# Objective
Repeat each line of the material exactly.

........

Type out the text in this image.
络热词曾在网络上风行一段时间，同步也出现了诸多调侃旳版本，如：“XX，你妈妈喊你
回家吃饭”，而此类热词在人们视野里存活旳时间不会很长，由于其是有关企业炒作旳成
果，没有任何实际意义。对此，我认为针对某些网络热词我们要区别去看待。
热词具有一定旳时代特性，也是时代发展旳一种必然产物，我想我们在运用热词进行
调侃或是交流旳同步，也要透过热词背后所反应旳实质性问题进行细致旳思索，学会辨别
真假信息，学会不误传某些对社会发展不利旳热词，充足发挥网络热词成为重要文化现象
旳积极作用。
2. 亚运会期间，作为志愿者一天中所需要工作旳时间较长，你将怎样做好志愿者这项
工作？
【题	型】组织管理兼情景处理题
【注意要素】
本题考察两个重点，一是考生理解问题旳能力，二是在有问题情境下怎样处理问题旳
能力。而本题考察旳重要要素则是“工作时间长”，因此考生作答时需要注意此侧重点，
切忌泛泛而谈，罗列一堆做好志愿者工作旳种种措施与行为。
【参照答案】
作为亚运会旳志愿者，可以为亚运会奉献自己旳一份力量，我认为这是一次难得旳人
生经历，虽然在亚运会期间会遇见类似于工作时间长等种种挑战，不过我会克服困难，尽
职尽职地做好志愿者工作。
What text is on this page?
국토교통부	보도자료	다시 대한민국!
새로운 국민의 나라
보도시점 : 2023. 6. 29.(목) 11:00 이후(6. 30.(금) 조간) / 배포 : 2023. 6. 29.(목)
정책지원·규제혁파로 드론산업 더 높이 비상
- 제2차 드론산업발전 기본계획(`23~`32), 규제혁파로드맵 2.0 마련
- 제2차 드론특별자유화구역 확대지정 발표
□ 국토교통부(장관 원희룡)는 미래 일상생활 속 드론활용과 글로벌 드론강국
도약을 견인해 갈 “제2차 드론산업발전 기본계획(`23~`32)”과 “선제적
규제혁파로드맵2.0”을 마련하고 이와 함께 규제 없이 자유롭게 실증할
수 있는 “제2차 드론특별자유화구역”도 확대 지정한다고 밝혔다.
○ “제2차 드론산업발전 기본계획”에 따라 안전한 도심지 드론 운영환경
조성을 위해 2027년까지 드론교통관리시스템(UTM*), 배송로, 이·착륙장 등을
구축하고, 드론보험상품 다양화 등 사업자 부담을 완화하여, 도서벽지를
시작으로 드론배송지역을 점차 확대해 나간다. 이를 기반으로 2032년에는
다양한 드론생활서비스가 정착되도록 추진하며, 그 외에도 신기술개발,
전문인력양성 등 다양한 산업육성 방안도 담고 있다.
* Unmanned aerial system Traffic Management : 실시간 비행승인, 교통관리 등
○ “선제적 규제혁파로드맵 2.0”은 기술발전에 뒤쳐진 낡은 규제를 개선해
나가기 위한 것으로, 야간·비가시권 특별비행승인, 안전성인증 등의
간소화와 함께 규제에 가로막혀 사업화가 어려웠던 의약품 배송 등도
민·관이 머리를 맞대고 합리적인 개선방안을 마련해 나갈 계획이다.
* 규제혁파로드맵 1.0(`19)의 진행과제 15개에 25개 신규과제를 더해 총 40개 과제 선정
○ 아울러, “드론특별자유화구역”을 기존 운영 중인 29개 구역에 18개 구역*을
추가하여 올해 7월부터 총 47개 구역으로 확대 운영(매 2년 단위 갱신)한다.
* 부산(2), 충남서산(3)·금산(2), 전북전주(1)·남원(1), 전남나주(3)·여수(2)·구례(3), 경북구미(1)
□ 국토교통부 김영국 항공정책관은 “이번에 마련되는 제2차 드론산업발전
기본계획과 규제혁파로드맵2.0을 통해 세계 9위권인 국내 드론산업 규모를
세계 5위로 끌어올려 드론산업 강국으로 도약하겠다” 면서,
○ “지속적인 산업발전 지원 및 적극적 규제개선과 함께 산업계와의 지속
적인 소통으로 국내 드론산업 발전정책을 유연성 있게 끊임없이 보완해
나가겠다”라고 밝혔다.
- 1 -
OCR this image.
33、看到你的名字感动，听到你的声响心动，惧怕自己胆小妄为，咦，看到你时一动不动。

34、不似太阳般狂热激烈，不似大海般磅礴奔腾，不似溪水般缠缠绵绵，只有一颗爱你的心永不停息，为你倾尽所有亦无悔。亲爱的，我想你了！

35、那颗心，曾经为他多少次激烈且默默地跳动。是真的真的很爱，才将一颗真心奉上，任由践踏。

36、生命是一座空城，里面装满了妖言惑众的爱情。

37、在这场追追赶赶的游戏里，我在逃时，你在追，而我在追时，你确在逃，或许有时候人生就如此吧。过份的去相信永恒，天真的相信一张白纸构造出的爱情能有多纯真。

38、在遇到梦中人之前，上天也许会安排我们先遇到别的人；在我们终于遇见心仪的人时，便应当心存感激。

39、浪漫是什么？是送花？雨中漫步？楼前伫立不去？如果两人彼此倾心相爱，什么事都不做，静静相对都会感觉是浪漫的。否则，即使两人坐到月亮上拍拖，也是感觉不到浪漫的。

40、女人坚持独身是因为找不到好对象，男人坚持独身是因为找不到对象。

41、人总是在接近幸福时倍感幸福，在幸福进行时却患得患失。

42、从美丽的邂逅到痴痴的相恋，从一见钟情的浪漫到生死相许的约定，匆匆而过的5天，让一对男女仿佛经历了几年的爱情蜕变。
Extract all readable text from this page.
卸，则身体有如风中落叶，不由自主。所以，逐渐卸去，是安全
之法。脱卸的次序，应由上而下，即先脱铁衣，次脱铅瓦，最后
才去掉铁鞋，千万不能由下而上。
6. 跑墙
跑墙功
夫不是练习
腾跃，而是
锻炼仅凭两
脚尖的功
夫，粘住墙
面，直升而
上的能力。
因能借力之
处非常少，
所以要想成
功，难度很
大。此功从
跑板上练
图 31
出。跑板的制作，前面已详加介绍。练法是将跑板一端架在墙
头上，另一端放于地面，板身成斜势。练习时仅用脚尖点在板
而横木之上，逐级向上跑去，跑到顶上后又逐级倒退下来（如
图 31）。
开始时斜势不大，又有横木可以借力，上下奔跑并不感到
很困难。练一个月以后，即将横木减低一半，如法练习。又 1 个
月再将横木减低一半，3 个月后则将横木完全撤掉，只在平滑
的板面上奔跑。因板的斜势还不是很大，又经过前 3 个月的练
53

........

# Exercise result
Type out the text in this image.
络热词曾在网络上风行一段时间，同步也出现了诸多调侃旳版本，如：“XX，你妈妈喊你
回家吃饭”，而此类热词在人们视野里存活旳时间不会很长，由于其是有关企业炒作旳成
果，没有任何实际意义。对此，我认为针对某些网络热词我们要区别去看待。
热词具有一定旳时代特性，也是时代发展旳一种必然产物，我想我们在运用热词进行
调侃或是交流旳同步，也要透过热词背后所反应旳实质性问题进行细致旳思索，学会辨别
真假信息，学会不误传某些对社会发展不利旳热词，充足发挥网络热词成为重要文化现象
旳积极作用。
2. 亚运会期间，作为志愿者一天中所需要工作旳时间较长，你将怎样做好志愿者这项
工作？
【题	型】组织管理兼情景处理题
【注意要素】
本题考察两个重点，一是考生理解问题旳能力，二是在有问题情境下怎样处理问题旳
能力。而本题考察旳重要要素则是“工作时间长”，因此考生作答时需要注意此侧重点，
切忌泛泛而谈，罗列一堆做好志愿者工作旳种种措施与行为。
【参照答案】
作为亚运会旳志愿者，可以为亚运会奉献自己旳一份力量，我认为这是一次难得旳人
生经历，虽然在亚运会期间会遇见类似于工作时间长等种种挑战，不过我会克服困难，尽
职尽职地做好志愿者工作。
What text is on this page?
국토교통부	보도자료	다시 대한민국!
새로운 국민의 나라
보도시점 : 2023. 6. 29.(목) 11:00 이후(6. 30.(금) 조간) / 배포 : 2023. 6. 29.(목)
정책지원·규제혁파로 드론산업 더 높이 비상
- 제2차 드론산업발전 기본계획(`23~`32), 규제혁파로드맵 2.0 마련
- 제2차 드론특별자유화구역 확대지정 발표
□ 국토교통부(장관 원희룡)는 미래 일상생활 속 드론활용과 글로벌 드론강국
도약을 견인해 갈 “제2차 드론산업발전 기본계획(`23~`32)”과 “선제적
규제혁파로드맵2.0”을 마련하고 이와 함께 규제 없이 자유롭게 실증할
수 있는 “제2차 드론특별자유화구역”도 확대 지정한다고 밝혔다.
○ “제2차 드론산업발전 기본계획”에 따라 안전한 도심지 드론 운영환경
조성을 위해 2027년까지 드론교통관리시스템(UTM*), 배송로, 이·착륙장 등을
구축하고, 드론보험상품 다양화 등 사업자 부담을 완화하여, 도서벽지를
시작으로 드론배송지역을 점차 확대해 나간다. 이를 기반으로 2032년에는
다양한 드론생활서비스가 정착되도록 추진하며, 그 외에도 신기술개발,
전문인력양성 등 다양한 산업육성 방안도 담고 있다.
* Unmanned aerial system Traffic Management : 실시간 비행승인, 교통관리 등
○ “선제적 규제혁파로드맵 2.0”은 기술발전에 뒤쳐진 낡은 규제를 개선해
나가기 위한 것으로, 야간·비가시권 특별비행승인, 안전성인증 등의
간소화와 함께 규제에 가로막혀 사업화가 어려웠던 의약품 배송 등도
민·관이 머리를 맞대고 합리적인 개선방안을 마련해 나갈 계획이다.
* 규제혁파로드맵 1.0(`19)의 진행과제 15개에 25개 신규과제를 더해 총 40개 과제 선정
○ 아울러, “드론특별자유화구역”을 기존 운영 중인 29개 구역에 18개 구역*을
추가하여 올해 7월부터 총 47개 구역으로 확대 운영(매 2년 단위 갱신)한다.
* 부산(2), 충남서산(3)·금산(2), 전북전주(1)·남원(1), 전남나주(3)·여수(2)·구례(3), 경북구미(1)
□ 국토교통부 김영국 항공정책관은 “이번에 마련되는 제2차 드론산업발전
기본계획과 규제혁파로드맵2.0을 통해 세계 9위권인 국내 드론산업 규모를
세계 5위로 끌어올려 드론산업 강국으로 도약하겠다” 면서,
○ “지속적인 산업발전 지원 및 적극적 규제개선과 함께 산업계와의 지속
적인 소통으로 국내 드론산업 발전정책을 유연성 있게 끊임없이 보완해
나가겠다”라고 밝혔다.
- 1 -
OCR this image.
33、看到你的名字感动，听到你的声响心动，惧怕自己胆小妄为，咦，看到你时一动不动。

34、不似太阳般狂热激烈，不似大海般磅礴奔腾，不似溪水般缠缠绵绵，只有一颗爱你的心永不停息，为你倾尽所有亦无悔。亲爱的，我想你了！

35、那颗心，曾经为他多少次激烈且默默地跳动。是真的真的很爱，才将一颗真心奉上，任由践踏。

36、生命是一座空城，里面装满了妖言惑众的爱情。

37、在这场追追赶赶的游戏里，我在逃时，你在追，而我在追时，你确在逃，或许有时候人生就如此吧。过份的去相信永恒，天真的相信一张白纸构造出的爱情能有多纯真。

38、在遇到梦中人之前，上天也许会安排我们先遇到别的人；在我们终于遇见心仪的人时，便应当心存感激。

39、浪漫是什么？是送花？雨中漫步？楼前伫立不去？如果两人彼此倾心相爱，什么事都不做，静静相对都会感觉是浪漫的。否则，即使两人坐到月亮上拍拖，也是感觉不到浪漫的。

40、女人坚持独身是因为找不到好对象，男人坚持独身是因为找不到对象。

41、人总是在接近幸福时倍感幸福，在幸福进行时却患得患失。

42、从美丽的邂逅到痴痴的相恋，从一见钟情的浪漫到生死相许的约定，匆匆而过的5天，让一对男女仿佛经历了几年的爱情蜕变。
Extract all readable text from this page.
卸，则身体有如风中落叶，不由自主。所以，逐渐卸去，是安全
之法。脱卸的次序，应由上而下，即先脱铁衣，次脱铅瓦，最后
才去掉铁鞋，千万不能由下而上。
6. 跑墙
跑墙功
夫不是练习
腾跃，而是
锻炼仅凭两
脚尖的功
夫，粘住墙
面，直升而
上的能力。
因能借力之
处非常少，
所以要想成
功，难度很
大。此功从
跑板上练
图 31
出。跑板的制作，前面已详加介绍。练法是将跑板一端架在墙
头上，另一端放于地面，板身成斜势。练习时仅用脚尖点在板
而横木之上，逐级向上跑去，跑到顶上后又逐级倒退下来（如
图 31）。
开始时斜势不大，又有横木可以借力，上下奔跑并不感到
很困难。练一个月以后，即将横木减低一半，如法练习。又 1 个
月再将横木减低一半，3 个月后则将横木完全撤掉，只在平滑
的板面上奔跑。因板的斜势还不是很大，又经过前 3 个月的练
53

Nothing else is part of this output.